(Stored records)
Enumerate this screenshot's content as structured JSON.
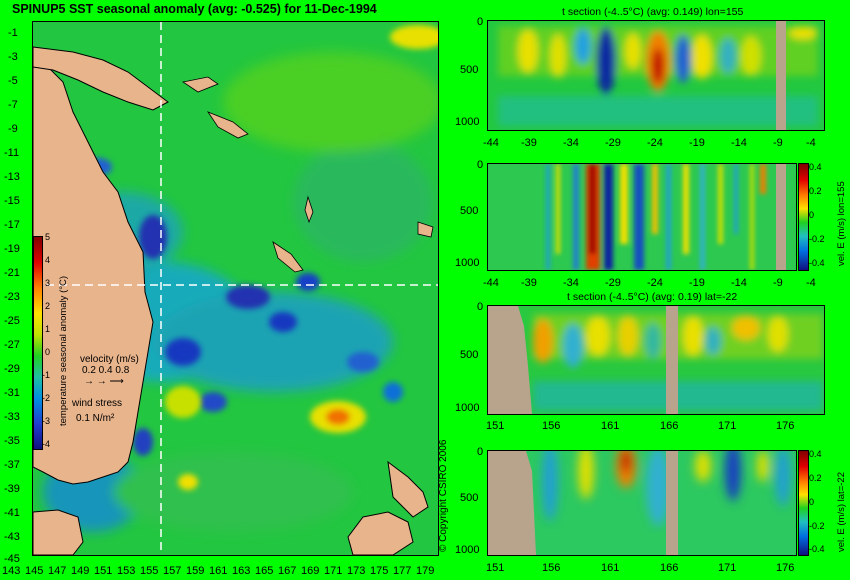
{
  "title": "SPINUP5 SST seasonal anomaly (avg: -0.525) for 11-Dec-1994",
  "colors": {
    "page_bg": "#00ff00",
    "ocean_base": "#23c640",
    "land": "#e8b48c",
    "cold": "#1e2ab4",
    "cool": "#00a0e0",
    "warm": "#ffe000",
    "hot": "#e02000"
  },
  "map": {
    "y_ticks": [
      "-1",
      "-3",
      "-5",
      "-7",
      "-9",
      "-11",
      "-13",
      "-15",
      "-17",
      "-19",
      "-21",
      "-23",
      "-25",
      "-27",
      "-29",
      "-31",
      "-33",
      "-35",
      "-37",
      "-39",
      "-41",
      "-43",
      "-45"
    ],
    "x_ticks": [
      "143",
      "145",
      "147",
      "149",
      "151",
      "153",
      "155",
      "157",
      "159",
      "161",
      "163",
      "165",
      "167",
      "169",
      "171",
      "173",
      "175",
      "177",
      "179"
    ],
    "colorbar_ticks": [
      "5",
      "4",
      "3",
      "2",
      "1",
      "0",
      "-1",
      "-2",
      "-3",
      "-4"
    ],
    "colorbar_label": "temperature seasonal anomaly (°C)",
    "velocity_label": "velocity (m/s)",
    "velocity_values": "0.2 0.4 0.8",
    "wind_label": "wind stress",
    "wind_value": "0.1 N/m²"
  },
  "copyright": "© Copyright CSIRO 2006",
  "panels": [
    {
      "title": "t section (-4..5°C) (avg: 0.149) lon=155",
      "y_ticks": [
        "0",
        "500",
        "1000"
      ],
      "x_ticks": [
        "-44",
        "-39",
        "-34",
        "-29",
        "-24",
        "-19",
        "-14",
        "-9",
        "-4"
      ]
    },
    {
      "title": "",
      "y_ticks": [
        "0",
        "500",
        "1000"
      ],
      "x_ticks": [
        "-44",
        "-39",
        "-34",
        "-29",
        "-24",
        "-19",
        "-14",
        "-9",
        "-4"
      ],
      "colorbar_ticks": [
        "0.4",
        "0.2",
        "0",
        "-0.2",
        "-0.4"
      ],
      "side_label": "vel. E (m/s) lon=155"
    },
    {
      "title": "t section (-4..5°C) (avg: 0.19) lat=-22",
      "y_ticks": [
        "0",
        "500",
        "1000"
      ],
      "x_ticks": [
        "151",
        "156",
        "161",
        "166",
        "171",
        "176"
      ]
    },
    {
      "title": "",
      "y_ticks": [
        "0",
        "500",
        "1000"
      ],
      "x_ticks": [
        "151",
        "156",
        "161",
        "166",
        "171",
        "176"
      ],
      "colorbar_ticks": [
        "0.4",
        "0.2",
        "0",
        "-0.2",
        "-0.4"
      ],
      "side_label": "vel. E (m/s) lat=-22"
    }
  ]
}
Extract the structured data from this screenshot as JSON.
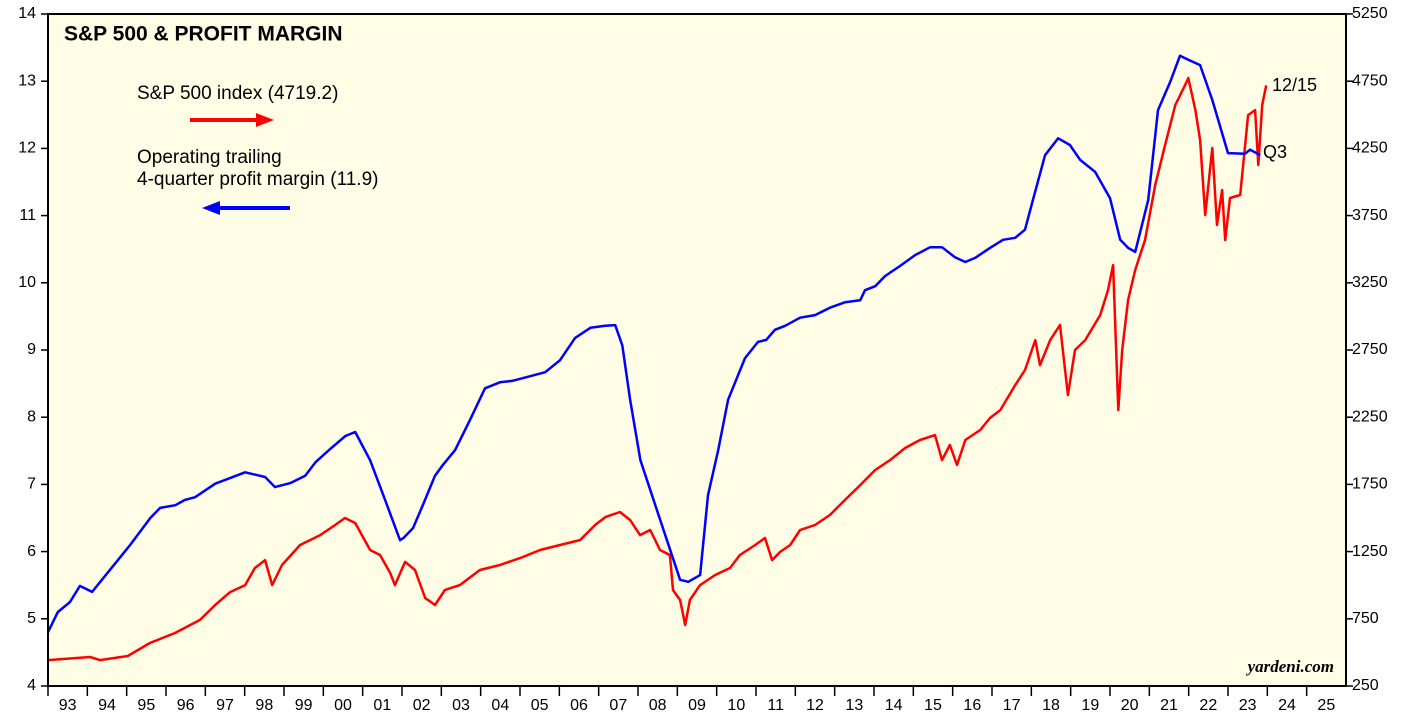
{
  "chart_data": {
    "type": "line",
    "title": "S&P 500 & PROFIT MARGIN",
    "annotations": {
      "sp_date": "12/15",
      "margin_date": "Q3",
      "source": "yardeni.com"
    },
    "xlim": [
      1993,
      2026
    ],
    "xticks": [
      {
        "value": 1993.5,
        "label": "93"
      },
      {
        "value": 1994.5,
        "label": "94"
      },
      {
        "value": 1995.5,
        "label": "95"
      },
      {
        "value": 1996.5,
        "label": "96"
      },
      {
        "value": 1997.5,
        "label": "97"
      },
      {
        "value": 1998.5,
        "label": "98"
      },
      {
        "value": 1999.5,
        "label": "99"
      },
      {
        "value": 2000.5,
        "label": "00"
      },
      {
        "value": 2001.5,
        "label": "01"
      },
      {
        "value": 2002.5,
        "label": "02"
      },
      {
        "value": 2003.5,
        "label": "03"
      },
      {
        "value": 2004.5,
        "label": "04"
      },
      {
        "value": 2005.5,
        "label": "05"
      },
      {
        "value": 2006.5,
        "label": "06"
      },
      {
        "value": 2007.5,
        "label": "07"
      },
      {
        "value": 2008.5,
        "label": "08"
      },
      {
        "value": 2009.5,
        "label": "09"
      },
      {
        "value": 2010.5,
        "label": "10"
      },
      {
        "value": 2011.5,
        "label": "11"
      },
      {
        "value": 2012.5,
        "label": "12"
      },
      {
        "value": 2013.5,
        "label": "13"
      },
      {
        "value": 2014.5,
        "label": "14"
      },
      {
        "value": 2015.5,
        "label": "15"
      },
      {
        "value": 2016.5,
        "label": "16"
      },
      {
        "value": 2017.5,
        "label": "17"
      },
      {
        "value": 2018.5,
        "label": "18"
      },
      {
        "value": 2019.5,
        "label": "19"
      },
      {
        "value": 2020.5,
        "label": "20"
      },
      {
        "value": 2021.5,
        "label": "21"
      },
      {
        "value": 2022.5,
        "label": "22"
      },
      {
        "value": 2023.5,
        "label": "23"
      },
      {
        "value": 2024.5,
        "label": "24"
      },
      {
        "value": 2025.5,
        "label": "25"
      }
    ],
    "ylim": [
      4,
      14
    ],
    "yticks": [
      4,
      5,
      6,
      7,
      8,
      9,
      10,
      11,
      12,
      13,
      14
    ],
    "y2lim": [
      250,
      5250
    ],
    "y2ticks": [
      250,
      750,
      1250,
      1750,
      2250,
      2750,
      3250,
      3750,
      4250,
      4750,
      5250
    ],
    "background": "#fffde6",
    "series": [
      {
        "name": "S&P 500 index (4719.2)",
        "color": "#ff0000",
        "axis": "y2",
        "x": [
          1993.0,
          1994.07,
          1994.32,
          1995.03,
          1995.59,
          1996.23,
          1996.86,
          1997.25,
          1997.63,
          1998.01,
          1998.26,
          1998.52,
          1998.7,
          1998.95,
          1999.41,
          1999.92,
          2000.3,
          2000.55,
          2000.81,
          2001.19,
          2001.44,
          2001.7,
          2001.82,
          2002.08,
          2002.33,
          2002.59,
          2002.84,
          2003.09,
          2003.47,
          2003.98,
          2004.49,
          2005.0,
          2005.51,
          2006.02,
          2006.53,
          2006.91,
          2007.17,
          2007.54,
          2007.8,
          2008.05,
          2008.31,
          2008.56,
          2008.81,
          2008.89,
          2009.07,
          2009.2,
          2009.32,
          2009.58,
          2009.96,
          2010.34,
          2010.59,
          2010.98,
          2011.23,
          2011.41,
          2011.61,
          2011.87,
          2012.12,
          2012.5,
          2012.88,
          2013.26,
          2013.65,
          2014.03,
          2014.41,
          2014.79,
          2015.17,
          2015.55,
          2015.73,
          2015.93,
          2016.11,
          2016.32,
          2016.7,
          2016.95,
          2017.21,
          2017.59,
          2017.84,
          2018.1,
          2018.22,
          2018.48,
          2018.73,
          2018.93,
          2019.11,
          2019.37,
          2019.75,
          2019.95,
          2020.08,
          2020.21,
          2020.31,
          2020.46,
          2020.64,
          2020.89,
          2021.15,
          2021.4,
          2021.66,
          2021.91,
          2021.99,
          2022.17,
          2022.29,
          2022.42,
          2022.6,
          2022.72,
          2022.85,
          2022.93,
          2023.05,
          2023.31,
          2023.51,
          2023.69,
          2023.77,
          2023.87,
          2023.97
        ],
        "values": [
          443,
          466,
          443,
          473,
          570,
          644,
          741,
          853,
          949,
          1001,
          1128,
          1187,
          1001,
          1150,
          1299,
          1373,
          1448,
          1500,
          1463,
          1262,
          1225,
          1091,
          1001,
          1173,
          1113,
          905,
          853,
          964,
          1001,
          1113,
          1150,
          1202,
          1262,
          1299,
          1336,
          1448,
          1507,
          1545,
          1485,
          1373,
          1411,
          1262,
          1225,
          964,
          890,
          704,
          890,
          1001,
          1076,
          1128,
          1225,
          1299,
          1351,
          1187,
          1247,
          1299,
          1411,
          1448,
          1522,
          1634,
          1745,
          1857,
          1931,
          2021,
          2080,
          2117,
          1931,
          2043,
          1894,
          2080,
          2155,
          2244,
          2303,
          2489,
          2601,
          2824,
          2638,
          2824,
          2936,
          2415,
          2750,
          2824,
          3010,
          3196,
          3382,
          2303,
          2750,
          3122,
          3345,
          3568,
          3977,
          4275,
          4573,
          4721,
          4774,
          4535,
          4312,
          3754,
          4253,
          3680,
          3940,
          3568,
          3881,
          3903,
          4498,
          4535,
          4126,
          4573,
          4719
        ]
      },
      {
        "name": "Operating trailing\n4-quarter profit margin  (11.9)",
        "color": "#0000ff",
        "axis": "y",
        "x": [
          1993.0,
          1993.25,
          1993.56,
          1993.81,
          1994.12,
          1994.58,
          1995.09,
          1995.6,
          1995.85,
          1996.24,
          1996.48,
          1996.74,
          1997.25,
          1998.01,
          1998.52,
          1998.77,
          1999.16,
          1999.54,
          1999.8,
          2000.18,
          2000.56,
          2000.81,
          2001.19,
          2001.57,
          2001.95,
          2002.03,
          2002.28,
          2002.53,
          2002.84,
          2003.04,
          2003.35,
          2003.73,
          2004.11,
          2004.49,
          2004.8,
          2005.26,
          2005.64,
          2006.02,
          2006.4,
          2006.79,
          2007.17,
          2007.42,
          2007.6,
          2007.8,
          2008.06,
          2008.44,
          2008.82,
          2009.07,
          2009.28,
          2009.58,
          2009.78,
          2010.04,
          2010.29,
          2010.72,
          2011.05,
          2011.26,
          2011.48,
          2011.74,
          2012.12,
          2012.5,
          2012.88,
          2013.26,
          2013.65,
          2013.77,
          2014.03,
          2014.28,
          2014.66,
          2015.04,
          2015.43,
          2015.73,
          2016.06,
          2016.32,
          2016.57,
          2016.95,
          2017.28,
          2017.59,
          2017.84,
          2018.04,
          2018.35,
          2018.68,
          2018.98,
          2019.24,
          2019.62,
          2020.0,
          2020.26,
          2020.46,
          2020.64,
          2020.97,
          2021.22,
          2021.53,
          2021.78,
          2021.99,
          2022.29,
          2022.6,
          2023.0,
          2023.43,
          2023.56,
          2023.82
        ],
        "values": [
          4.8,
          5.1,
          5.25,
          5.49,
          5.4,
          5.73,
          6.1,
          6.5,
          6.65,
          6.69,
          6.77,
          6.81,
          7.01,
          7.18,
          7.11,
          6.96,
          7.02,
          7.13,
          7.33,
          7.53,
          7.72,
          7.78,
          7.36,
          6.77,
          6.17,
          6.2,
          6.35,
          6.69,
          7.13,
          7.29,
          7.51,
          7.96,
          8.43,
          8.52,
          8.54,
          8.61,
          8.67,
          8.85,
          9.18,
          9.33,
          9.36,
          9.37,
          9.07,
          8.26,
          7.36,
          6.69,
          6.02,
          5.58,
          5.55,
          5.65,
          6.84,
          7.51,
          8.26,
          8.88,
          9.12,
          9.15,
          9.3,
          9.36,
          9.48,
          9.52,
          9.63,
          9.71,
          9.74,
          9.89,
          9.95,
          10.1,
          10.25,
          10.41,
          10.53,
          10.53,
          10.38,
          10.31,
          10.37,
          10.52,
          10.64,
          10.67,
          10.79,
          11.23,
          11.9,
          12.15,
          12.05,
          11.83,
          11.65,
          11.26,
          10.64,
          10.52,
          10.46,
          11.23,
          12.57,
          12.99,
          13.38,
          13.32,
          13.24,
          12.72,
          11.93,
          11.92,
          11.98,
          11.9
        ]
      }
    ]
  }
}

◆ WHAT IS REQUIRED ◆
Where a line contains "screenshot", copy that line.

◆ SOLUTION TO THIS TASK ◆
Enumerate this screenshot's content as structured JSON.
Extract the structured data from this screenshot as JSON.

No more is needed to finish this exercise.